Records from a collection
=== Section Start ===
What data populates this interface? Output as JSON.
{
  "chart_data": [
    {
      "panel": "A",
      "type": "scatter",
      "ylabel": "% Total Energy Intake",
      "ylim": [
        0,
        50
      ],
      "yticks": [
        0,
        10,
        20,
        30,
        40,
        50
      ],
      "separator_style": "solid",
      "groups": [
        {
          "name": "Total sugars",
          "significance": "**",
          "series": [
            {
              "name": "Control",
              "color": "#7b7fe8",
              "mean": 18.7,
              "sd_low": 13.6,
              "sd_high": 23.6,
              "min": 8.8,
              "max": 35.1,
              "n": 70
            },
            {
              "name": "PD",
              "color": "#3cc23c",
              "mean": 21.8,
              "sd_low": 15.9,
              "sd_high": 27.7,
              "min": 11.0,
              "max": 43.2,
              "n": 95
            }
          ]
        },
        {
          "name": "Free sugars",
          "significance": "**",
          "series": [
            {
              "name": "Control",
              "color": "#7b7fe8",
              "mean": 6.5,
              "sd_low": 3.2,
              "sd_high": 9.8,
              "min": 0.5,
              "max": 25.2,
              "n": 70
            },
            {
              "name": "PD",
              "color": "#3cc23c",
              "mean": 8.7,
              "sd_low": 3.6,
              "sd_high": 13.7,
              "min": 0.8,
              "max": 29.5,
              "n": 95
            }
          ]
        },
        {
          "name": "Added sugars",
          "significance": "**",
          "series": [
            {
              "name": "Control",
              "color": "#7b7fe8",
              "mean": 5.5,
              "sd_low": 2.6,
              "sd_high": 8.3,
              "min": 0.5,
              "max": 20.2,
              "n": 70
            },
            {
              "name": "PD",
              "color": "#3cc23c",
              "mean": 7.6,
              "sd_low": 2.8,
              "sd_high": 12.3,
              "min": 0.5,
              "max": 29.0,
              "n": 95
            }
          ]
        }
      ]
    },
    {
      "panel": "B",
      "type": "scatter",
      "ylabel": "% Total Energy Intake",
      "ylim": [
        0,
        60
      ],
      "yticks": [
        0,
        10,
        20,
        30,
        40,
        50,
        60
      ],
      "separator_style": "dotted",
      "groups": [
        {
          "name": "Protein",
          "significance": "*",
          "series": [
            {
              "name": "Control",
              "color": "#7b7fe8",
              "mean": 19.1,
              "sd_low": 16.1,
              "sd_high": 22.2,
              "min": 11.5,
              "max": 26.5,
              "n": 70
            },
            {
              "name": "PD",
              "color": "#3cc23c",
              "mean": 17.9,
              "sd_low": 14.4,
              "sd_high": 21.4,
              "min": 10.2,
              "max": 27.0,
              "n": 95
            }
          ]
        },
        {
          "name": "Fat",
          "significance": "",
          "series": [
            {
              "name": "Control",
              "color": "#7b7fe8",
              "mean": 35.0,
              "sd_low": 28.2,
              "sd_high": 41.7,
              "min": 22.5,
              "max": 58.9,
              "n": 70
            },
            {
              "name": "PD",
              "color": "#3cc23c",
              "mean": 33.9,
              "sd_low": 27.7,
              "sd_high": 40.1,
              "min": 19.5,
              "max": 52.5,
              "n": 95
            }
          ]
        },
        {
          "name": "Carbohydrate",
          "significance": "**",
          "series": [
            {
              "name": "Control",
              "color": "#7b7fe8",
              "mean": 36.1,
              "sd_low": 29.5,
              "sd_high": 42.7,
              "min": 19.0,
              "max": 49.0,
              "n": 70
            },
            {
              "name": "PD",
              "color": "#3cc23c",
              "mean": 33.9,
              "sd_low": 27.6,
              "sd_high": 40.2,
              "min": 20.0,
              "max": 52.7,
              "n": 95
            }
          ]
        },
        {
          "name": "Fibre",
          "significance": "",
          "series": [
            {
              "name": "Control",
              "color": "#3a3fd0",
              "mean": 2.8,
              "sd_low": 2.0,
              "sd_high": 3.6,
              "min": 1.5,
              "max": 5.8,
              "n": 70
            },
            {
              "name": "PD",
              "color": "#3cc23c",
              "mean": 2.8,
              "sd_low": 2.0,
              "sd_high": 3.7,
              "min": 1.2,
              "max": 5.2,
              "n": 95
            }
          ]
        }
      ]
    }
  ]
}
=== Section End ===
- _What you have to do_:
Take the entries above and transcribe them in full.

- _Output of the exercise_:
What data populates this interface? Output as JSON.
{
  "chart_data": [
    {
      "panel": "A",
      "type": "scatter",
      "ylabel": "% Total Energy Intake",
      "ylim": [
        0,
        50
      ],
      "yticks": [
        0,
        10,
        20,
        30,
        40,
        50
      ],
      "separator_style": "solid",
      "groups": [
        {
          "name": "Total sugars",
          "significance": "**",
          "series": [
            {
              "name": "Control",
              "color": "#7b7fe8",
              "mean": 18.7,
              "sd_low": 13.6,
              "sd_high": 23.6,
              "min": 8.8,
              "max": 35.1,
              "n": 70
            },
            {
              "name": "PD",
              "color": "#3cc23c",
              "mean": 21.8,
              "sd_low": 15.9,
              "sd_high": 27.7,
              "min": 11.0,
              "max": 43.2,
              "n": 95
            }
          ]
        },
        {
          "name": "Free sugars",
          "significance": "**",
          "series": [
            {
              "name": "Control",
              "color": "#7b7fe8",
              "mean": 6.5,
              "sd_low": 3.2,
              "sd_high": 9.8,
              "min": 0.5,
              "max": 25.2,
              "n": 70
            },
            {
              "name": "PD",
              "color": "#3cc23c",
              "mean": 8.7,
              "sd_low": 3.6,
              "sd_high": 13.7,
              "min": 0.8,
              "max": 29.5,
              "n": 95
            }
          ]
        },
        {
          "name": "Added sugars",
          "significance": "**",
          "series": [
            {
              "name": "Control",
              "color": "#7b7fe8",
              "mean": 5.5,
              "sd_low": 2.6,
              "sd_high": 8.3,
              "min": 0.5,
              "max": 20.2,
              "n": 70
            },
            {
              "name": "PD",
              "color": "#3cc23c",
              "mean": 7.6,
              "sd_low": 2.8,
              "sd_high": 12.3,
              "min": 0.5,
              "max": 29.0,
              "n": 95
            }
          ]
        }
      ]
    },
    {
      "panel": "B",
      "type": "scatter",
      "ylabel": "% Total Energy Intake",
      "ylim": [
        0,
        60
      ],
      "yticks": [
        0,
        10,
        20,
        30,
        40,
        50,
        60
      ],
      "separator_style": "dotted",
      "groups": [
        {
          "name": "Protein",
          "significance": "*",
          "series": [
            {
              "name": "Control",
              "color": "#7b7fe8",
              "mean": 19.1,
              "sd_low": 16.1,
              "sd_high": 22.2,
              "min": 11.5,
              "max": 26.5,
              "n": 70
            },
            {
              "name": "PD",
              "color": "#3cc23c",
              "mean": 17.9,
              "sd_low": 14.4,
              "sd_high": 21.4,
              "min": 10.2,
              "max": 27.0,
              "n": 95
            }
          ]
        },
        {
          "name": "Fat",
          "significance": "",
          "series": [
            {
              "name": "Control",
              "color": "#7b7fe8",
              "mean": 35.0,
              "sd_low": 28.2,
              "sd_high": 41.7,
              "min": 22.5,
              "max": 58.9,
              "n": 70
            },
            {
              "name": "PD",
              "color": "#3cc23c",
              "mean": 33.9,
              "sd_low": 27.7,
              "sd_high": 40.1,
              "min": 19.5,
              "max": 52.5,
              "n": 95
            }
          ]
        },
        {
          "name": "Carbohydrate",
          "significance": "**",
          "series": [
            {
              "name": "Control",
              "color": "#7b7fe8",
              "mean": 36.1,
              "sd_low": 29.5,
              "sd_high": 42.7,
              "min": 19.0,
              "max": 49.0,
              "n": 70
            },
            {
              "name": "PD",
              "color": "#3cc23c",
              "mean": 33.9,
              "sd_low": 27.6,
              "sd_high": 40.2,
              "min": 20.0,
              "max": 52.7,
              "n": 95
            }
          ]
        },
        {
          "name": "Fibre",
          "significance": "",
          "series": [
            {
              "name": "Control",
              "color": "#3a3fd0",
              "mean": 2.8,
              "sd_low": 2.0,
              "sd_high": 3.6,
              "min": 1.5,
              "max": 5.8,
              "n": 70
            },
            {
              "name": "PD",
              "color": "#3cc23c",
              "mean": 2.8,
              "sd_low": 2.0,
              "sd_high": 3.7,
              "min": 1.2,
              "max": 5.2,
              "n": 95
            }
          ]
        }
      ]
    }
  ]
}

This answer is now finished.